Making science
available
We believe that I•GIS exists to make state-of-the-art geoscientific research available to geoscientific practitioners.
Transparent
solutions
At I•GIS, we prioritize transparency in our solutions, ensuring they are user-friendly and accessible. We value open-source principles and our work is grounded in peer-reviewed methodologies.
DEVOLPMENT THROUGH RESEARCH
Over the past decade, I•GIS has been actively involved in numerous national and international research and development projects. Our collaborations extend to leading universities and research organizations, as well as end-users, with the goal of developing and delivering state-of-the-art geoscientific solutions.
This ensures our current and future users always have access to the latest advancements. Below, you'll find detailed information about our ongoing and past projects, along with insights into the specific tools, services, and software solutions that have emerged from these collaborations.
PROJECTS
INTEGRATE – Informative Mapping of Construction Aggregate Resources Through Statistical Data Analysis
Construction aggregates is a broad category of coarse-grained materials like sand, gravel and stone used in construction and infrastructure projects.
Aggregates are the most mined resources globally, and annually about 25 million cubic meters are extracted and processed in Denmark. A significant part of the aggregate costs is related to transportation. In Denmark, the direct costs amount to approx. 3 billion DKK annually.
Calculations suggest that an additional 650M DKK are needed to cover indirect costs related to abrasion of roads, accidents, climate change, air pollution, congestion, etc.

- Required work
(1) Name each indirect cost of aggregate transportation that the I•GIS page lists.
(2) Please carry the I•GIS page forward from its final sentence.

- Stored data
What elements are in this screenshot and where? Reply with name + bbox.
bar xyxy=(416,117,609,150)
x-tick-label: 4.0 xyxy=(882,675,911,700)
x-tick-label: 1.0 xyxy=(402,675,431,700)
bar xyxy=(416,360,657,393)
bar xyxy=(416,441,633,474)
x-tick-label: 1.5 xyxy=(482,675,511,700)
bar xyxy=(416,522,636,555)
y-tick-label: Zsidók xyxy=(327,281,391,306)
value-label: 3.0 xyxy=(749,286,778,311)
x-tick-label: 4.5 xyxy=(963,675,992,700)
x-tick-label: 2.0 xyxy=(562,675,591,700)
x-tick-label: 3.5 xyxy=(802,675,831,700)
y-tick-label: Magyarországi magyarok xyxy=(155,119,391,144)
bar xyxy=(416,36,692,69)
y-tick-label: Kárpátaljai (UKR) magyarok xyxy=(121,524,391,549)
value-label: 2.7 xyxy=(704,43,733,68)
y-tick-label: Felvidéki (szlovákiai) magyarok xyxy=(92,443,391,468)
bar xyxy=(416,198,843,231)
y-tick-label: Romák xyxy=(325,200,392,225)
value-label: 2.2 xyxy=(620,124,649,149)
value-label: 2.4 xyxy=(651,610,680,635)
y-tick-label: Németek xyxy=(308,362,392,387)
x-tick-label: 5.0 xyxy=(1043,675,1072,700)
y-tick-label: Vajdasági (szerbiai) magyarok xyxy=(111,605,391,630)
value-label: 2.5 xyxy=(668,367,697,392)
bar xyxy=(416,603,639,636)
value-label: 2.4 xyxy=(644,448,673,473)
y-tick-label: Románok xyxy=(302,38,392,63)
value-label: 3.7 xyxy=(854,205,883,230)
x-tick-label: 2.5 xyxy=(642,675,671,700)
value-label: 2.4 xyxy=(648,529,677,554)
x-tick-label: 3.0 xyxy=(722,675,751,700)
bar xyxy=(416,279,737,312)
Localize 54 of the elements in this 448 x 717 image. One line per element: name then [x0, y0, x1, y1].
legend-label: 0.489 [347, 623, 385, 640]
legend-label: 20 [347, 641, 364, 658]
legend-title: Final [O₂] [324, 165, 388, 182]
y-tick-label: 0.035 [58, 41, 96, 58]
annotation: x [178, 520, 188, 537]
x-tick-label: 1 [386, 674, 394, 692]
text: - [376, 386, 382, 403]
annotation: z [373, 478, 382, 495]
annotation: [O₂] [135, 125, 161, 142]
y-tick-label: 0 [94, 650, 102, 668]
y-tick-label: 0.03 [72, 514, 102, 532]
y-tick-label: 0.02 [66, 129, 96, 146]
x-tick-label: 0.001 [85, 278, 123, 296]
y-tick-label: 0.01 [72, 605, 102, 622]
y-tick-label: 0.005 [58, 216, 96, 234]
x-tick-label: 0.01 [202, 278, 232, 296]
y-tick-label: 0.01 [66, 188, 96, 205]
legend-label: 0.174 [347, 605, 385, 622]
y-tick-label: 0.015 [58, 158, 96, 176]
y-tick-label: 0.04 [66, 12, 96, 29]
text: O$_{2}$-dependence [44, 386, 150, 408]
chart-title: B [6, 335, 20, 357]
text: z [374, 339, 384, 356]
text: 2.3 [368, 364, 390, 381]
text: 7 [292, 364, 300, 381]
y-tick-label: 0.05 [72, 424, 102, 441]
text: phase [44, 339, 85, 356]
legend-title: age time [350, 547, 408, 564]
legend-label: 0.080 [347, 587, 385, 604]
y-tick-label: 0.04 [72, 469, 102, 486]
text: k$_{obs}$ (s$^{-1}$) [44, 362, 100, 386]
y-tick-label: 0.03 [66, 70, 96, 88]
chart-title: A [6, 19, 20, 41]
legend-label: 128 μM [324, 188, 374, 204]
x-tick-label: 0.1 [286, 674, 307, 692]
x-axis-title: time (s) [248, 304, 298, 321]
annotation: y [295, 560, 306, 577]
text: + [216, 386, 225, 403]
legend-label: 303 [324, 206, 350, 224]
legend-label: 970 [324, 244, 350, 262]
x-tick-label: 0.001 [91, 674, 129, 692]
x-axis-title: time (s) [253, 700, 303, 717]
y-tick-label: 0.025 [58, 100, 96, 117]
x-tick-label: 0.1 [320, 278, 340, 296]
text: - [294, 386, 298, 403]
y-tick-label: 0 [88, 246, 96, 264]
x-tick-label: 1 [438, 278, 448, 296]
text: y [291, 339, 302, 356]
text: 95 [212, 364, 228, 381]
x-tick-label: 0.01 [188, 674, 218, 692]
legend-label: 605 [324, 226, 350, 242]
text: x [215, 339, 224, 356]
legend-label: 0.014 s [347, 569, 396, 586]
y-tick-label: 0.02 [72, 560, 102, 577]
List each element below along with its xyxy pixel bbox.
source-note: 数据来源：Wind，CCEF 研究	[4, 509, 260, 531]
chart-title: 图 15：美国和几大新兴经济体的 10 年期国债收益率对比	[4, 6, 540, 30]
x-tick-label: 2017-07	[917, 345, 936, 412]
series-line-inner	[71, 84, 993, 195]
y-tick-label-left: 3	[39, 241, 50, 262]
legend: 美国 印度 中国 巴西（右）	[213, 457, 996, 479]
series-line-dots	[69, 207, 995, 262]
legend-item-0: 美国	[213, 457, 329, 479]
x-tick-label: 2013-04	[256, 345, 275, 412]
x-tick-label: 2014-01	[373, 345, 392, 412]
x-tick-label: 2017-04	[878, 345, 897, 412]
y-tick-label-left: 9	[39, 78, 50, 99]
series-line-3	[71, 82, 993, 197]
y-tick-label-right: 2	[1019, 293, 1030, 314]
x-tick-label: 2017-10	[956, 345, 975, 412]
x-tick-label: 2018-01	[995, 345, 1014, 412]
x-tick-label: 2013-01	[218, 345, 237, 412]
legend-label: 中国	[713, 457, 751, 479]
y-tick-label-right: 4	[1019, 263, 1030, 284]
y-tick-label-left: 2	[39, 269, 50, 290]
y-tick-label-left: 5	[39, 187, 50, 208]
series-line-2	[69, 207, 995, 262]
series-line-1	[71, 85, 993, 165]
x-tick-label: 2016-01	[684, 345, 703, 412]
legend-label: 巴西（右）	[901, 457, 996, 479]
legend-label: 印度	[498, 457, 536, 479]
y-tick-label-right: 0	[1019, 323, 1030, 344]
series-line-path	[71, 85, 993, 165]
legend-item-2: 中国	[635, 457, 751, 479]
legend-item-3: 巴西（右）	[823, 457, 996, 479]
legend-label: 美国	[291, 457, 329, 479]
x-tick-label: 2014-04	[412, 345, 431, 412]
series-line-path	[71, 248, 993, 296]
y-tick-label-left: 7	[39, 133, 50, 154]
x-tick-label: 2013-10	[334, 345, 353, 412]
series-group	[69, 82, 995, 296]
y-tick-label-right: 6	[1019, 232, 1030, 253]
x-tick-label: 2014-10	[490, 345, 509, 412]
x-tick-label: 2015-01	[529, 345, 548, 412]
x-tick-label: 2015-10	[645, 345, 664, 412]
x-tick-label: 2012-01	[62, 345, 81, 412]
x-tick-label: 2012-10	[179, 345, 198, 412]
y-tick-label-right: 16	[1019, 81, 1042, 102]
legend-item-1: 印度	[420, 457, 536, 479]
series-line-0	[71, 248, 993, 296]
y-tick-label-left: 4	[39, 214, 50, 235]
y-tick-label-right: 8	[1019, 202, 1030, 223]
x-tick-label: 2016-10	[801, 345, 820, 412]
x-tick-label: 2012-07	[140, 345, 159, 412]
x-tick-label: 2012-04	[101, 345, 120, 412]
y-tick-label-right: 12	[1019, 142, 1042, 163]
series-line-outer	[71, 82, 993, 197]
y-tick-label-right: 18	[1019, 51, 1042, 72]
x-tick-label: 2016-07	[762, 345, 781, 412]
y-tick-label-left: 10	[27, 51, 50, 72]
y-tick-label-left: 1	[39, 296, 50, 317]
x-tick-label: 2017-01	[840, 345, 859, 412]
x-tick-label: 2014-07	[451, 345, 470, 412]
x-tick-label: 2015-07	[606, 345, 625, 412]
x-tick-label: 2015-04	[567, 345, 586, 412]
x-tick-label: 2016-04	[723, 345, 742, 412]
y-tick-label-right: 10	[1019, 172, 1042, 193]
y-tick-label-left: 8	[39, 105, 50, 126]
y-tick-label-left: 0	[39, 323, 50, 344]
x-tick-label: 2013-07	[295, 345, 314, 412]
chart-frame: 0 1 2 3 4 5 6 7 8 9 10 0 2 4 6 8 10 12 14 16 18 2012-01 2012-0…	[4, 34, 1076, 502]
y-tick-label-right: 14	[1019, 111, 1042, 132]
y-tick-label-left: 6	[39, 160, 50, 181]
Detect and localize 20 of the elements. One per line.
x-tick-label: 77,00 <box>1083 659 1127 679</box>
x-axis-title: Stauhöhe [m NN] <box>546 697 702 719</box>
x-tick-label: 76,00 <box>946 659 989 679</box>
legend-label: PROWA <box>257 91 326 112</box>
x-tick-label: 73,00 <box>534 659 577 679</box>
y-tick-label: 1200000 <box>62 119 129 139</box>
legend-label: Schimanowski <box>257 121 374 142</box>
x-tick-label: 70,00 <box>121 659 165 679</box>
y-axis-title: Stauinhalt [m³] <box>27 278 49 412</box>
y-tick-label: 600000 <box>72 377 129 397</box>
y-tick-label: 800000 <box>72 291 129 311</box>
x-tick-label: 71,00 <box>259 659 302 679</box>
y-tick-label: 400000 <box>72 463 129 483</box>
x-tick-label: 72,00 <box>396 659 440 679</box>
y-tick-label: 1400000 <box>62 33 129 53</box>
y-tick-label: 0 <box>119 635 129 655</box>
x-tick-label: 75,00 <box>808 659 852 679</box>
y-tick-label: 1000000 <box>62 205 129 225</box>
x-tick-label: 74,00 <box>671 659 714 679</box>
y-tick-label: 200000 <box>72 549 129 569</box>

- Answers to the tasks
(1) Abrasion of roads, accidents, climate change, air pollution, and congestion.

(2)
Therefore, this project’s vision is to build a new and beyond state-of-the-art framework, based on information theory, allowing more informative mapping of aggregate resources using electromagnetic (EM) measurements. On top of the mapping framework, we will develop a web-based frontend system, allowing decision makers to extract relevant information to perform aggregate resource extraction planning.
With this framework it will be possible to locate new aggregate resources, and in turn save millions in reduced transportation costs.
The project aims to revolutionize mapping of the near surface, using EM data, and the outcome will have a significant economic, societal, and environmental impact. In addition, it will strengthen Denmark’s position as an international frontrunner on utilizing EM data in subsurface mapping, and provide new export opportunities for Danish technology.
For more information visit the Innovation Fund Denmark website or contact us at consultancy@geoscene3d.com
Reduction and Documentation of CO2 emissions from Peatlands
Depending on their present condition, peatlands can store a huge amount of carbon (C) or be a source of carbon dioxide (CO2), which is a crucial challenge globally.
In Denmark, peatlands constitute a key target to achieve the national goal of reducing CO2 emissions with 70% by 2030. There is thus a great need to investigate the spatial variability of peat soil properties in order to assess the total amount of C stored in these soils.
Through the combination of state of-the-art hardware, software, modelling techniques and IT technologies the present project will develop an overall methodology to map peatlands in detail and enable accurate estimates of CO2 emissions and potential C stocks.
This methodology will provide decision-makers with detailed information and cost-effective tools to appropriately select which peatland areas to take out of agricultural production and restore. Notably, the combination of the drone-mounted cutting-edge geophysical sensors, advanced 2D modelling techniques and 3D software will be a game changer for peatland mapping both nationally and worldwide.
The project started in the fall of 2020 and runs for four years. The total project budget is DKK 32.3 million where DKK 24.3 million is funded by the Innovation Fund Denmark. The project consortium covers representatives from the Department of Agroecology at Aarhus University, Aalborg University, Region Midtjylland, SkyTEM, and I∙GIS.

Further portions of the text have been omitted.